Finally, his wartime service was put into the Sword of Honour trilogy, which is an amazing book, right up there was Lord of the Rings in terms of its influence on me. Posted by: Ace-Endorsed Author A.H. Lloyd at May 25, 2025 11:28 AM (ZOv7s) 233
and yes there are a lot of pretentious goobly glop quotes from those you would expect. Picasso is the ass I expected.
Posted by: polynikes I'm reading the latest Anthony Horowitz mystery, Marble Hall Murders. Horowitz often presents authors in an unfavorable light despite being one himself. In this book, a elderly woman author of a billion selling children's series is revealed to be a horrible person. Horowitz has one of his characters, one of her descendants, argue that you must separate the artist from art. Our heroine, editor Susan Ryeland, wonders how such a vile creature could write such charming books and decides she must have had a good editor. Posted by: Anonosaurus Wrecks, Now Available In Super Size! at May 25, 2025 11:28 AM (L/fGl) 234
I do about 80% of my reading via kindle. Why do so many of the women authors write their characters with such sanctimonious style? I quit reading The First Contact series because of this awhile back. But I gave in last week and tried another. SHE character was wild, free, beautiful and brilliant. HE character was a beta male and they met at an anti war rally. That's when I hit delete.

■ YOUR TASK
Write out the book-discussion comments from the words "Finally, his wartime" through the words "ass I expected.". The records are not needed here.

■ EXERCISE DATA
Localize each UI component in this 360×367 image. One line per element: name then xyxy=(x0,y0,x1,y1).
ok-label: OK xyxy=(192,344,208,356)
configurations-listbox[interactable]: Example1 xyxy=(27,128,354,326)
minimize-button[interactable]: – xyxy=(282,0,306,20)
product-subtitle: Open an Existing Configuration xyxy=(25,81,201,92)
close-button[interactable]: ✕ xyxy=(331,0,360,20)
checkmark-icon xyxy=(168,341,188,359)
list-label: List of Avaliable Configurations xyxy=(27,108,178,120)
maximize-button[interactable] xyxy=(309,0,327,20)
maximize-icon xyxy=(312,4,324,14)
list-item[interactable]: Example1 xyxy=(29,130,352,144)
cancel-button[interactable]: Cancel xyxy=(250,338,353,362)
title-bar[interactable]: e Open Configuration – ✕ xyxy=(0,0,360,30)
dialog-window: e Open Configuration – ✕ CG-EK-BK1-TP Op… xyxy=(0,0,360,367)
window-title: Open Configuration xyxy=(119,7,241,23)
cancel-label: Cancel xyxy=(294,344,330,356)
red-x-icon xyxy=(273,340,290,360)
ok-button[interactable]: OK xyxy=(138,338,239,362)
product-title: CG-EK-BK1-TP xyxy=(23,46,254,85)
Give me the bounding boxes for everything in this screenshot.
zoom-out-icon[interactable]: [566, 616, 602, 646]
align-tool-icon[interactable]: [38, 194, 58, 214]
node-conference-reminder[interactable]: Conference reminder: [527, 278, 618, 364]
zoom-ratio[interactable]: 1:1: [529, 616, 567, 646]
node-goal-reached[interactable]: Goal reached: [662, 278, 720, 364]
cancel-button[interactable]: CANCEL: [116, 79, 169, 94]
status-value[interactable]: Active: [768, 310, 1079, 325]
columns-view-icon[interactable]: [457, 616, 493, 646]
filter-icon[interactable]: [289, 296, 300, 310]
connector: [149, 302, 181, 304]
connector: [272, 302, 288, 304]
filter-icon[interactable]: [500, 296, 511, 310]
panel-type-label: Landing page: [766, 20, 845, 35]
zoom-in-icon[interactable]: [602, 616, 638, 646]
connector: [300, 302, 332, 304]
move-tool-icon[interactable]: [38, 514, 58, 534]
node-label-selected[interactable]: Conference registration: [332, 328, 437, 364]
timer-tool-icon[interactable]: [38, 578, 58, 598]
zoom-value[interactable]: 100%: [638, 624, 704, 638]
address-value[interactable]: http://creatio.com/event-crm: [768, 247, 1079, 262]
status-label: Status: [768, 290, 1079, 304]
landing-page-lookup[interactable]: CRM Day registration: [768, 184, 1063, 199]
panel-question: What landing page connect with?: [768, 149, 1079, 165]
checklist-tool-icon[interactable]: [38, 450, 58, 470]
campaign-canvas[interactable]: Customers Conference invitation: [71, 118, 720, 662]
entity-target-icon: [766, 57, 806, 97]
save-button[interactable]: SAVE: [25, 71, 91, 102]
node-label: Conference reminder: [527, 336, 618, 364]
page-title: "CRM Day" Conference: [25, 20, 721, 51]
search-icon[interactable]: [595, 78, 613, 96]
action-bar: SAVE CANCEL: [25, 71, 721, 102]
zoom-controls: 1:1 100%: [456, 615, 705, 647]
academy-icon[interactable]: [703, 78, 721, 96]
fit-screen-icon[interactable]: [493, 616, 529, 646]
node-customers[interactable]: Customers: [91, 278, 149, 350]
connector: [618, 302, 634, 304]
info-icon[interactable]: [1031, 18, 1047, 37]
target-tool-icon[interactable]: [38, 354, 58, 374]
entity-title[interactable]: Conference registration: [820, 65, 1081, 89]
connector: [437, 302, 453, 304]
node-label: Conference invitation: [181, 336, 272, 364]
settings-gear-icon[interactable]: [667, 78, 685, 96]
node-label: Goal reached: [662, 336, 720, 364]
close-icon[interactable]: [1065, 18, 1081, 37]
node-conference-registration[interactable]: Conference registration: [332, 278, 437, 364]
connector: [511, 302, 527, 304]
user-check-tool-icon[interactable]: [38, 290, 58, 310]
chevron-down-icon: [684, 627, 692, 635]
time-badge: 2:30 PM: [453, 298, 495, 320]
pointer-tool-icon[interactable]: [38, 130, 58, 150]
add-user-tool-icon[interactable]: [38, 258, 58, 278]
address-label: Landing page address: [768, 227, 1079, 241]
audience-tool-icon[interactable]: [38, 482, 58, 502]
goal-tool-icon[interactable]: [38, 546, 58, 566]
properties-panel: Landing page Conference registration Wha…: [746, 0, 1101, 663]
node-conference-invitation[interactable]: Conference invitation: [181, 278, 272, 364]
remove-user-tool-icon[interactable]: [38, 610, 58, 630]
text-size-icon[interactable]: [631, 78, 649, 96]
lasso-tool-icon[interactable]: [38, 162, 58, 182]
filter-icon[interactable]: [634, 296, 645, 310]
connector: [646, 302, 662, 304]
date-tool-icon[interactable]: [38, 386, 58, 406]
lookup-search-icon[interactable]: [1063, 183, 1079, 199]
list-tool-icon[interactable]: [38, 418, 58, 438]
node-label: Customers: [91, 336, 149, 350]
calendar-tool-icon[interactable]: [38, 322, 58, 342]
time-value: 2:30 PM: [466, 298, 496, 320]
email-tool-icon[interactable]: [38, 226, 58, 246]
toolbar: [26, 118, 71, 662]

■ WRITTEN SOLUTION
Finally, his wartime service was put into the Sword of Honour trilogy, which is an amazing book, right up there was Lord of the Rings in terms of its influence on me. Posted by: Ace-Endorsed Author A.H. Lloyd at May 25, 2025 11:28 AM (ZOv7s) 233
and yes there are a lot of pretentious goobly glop quotes from those you would expect. Picasso is the ass I expected.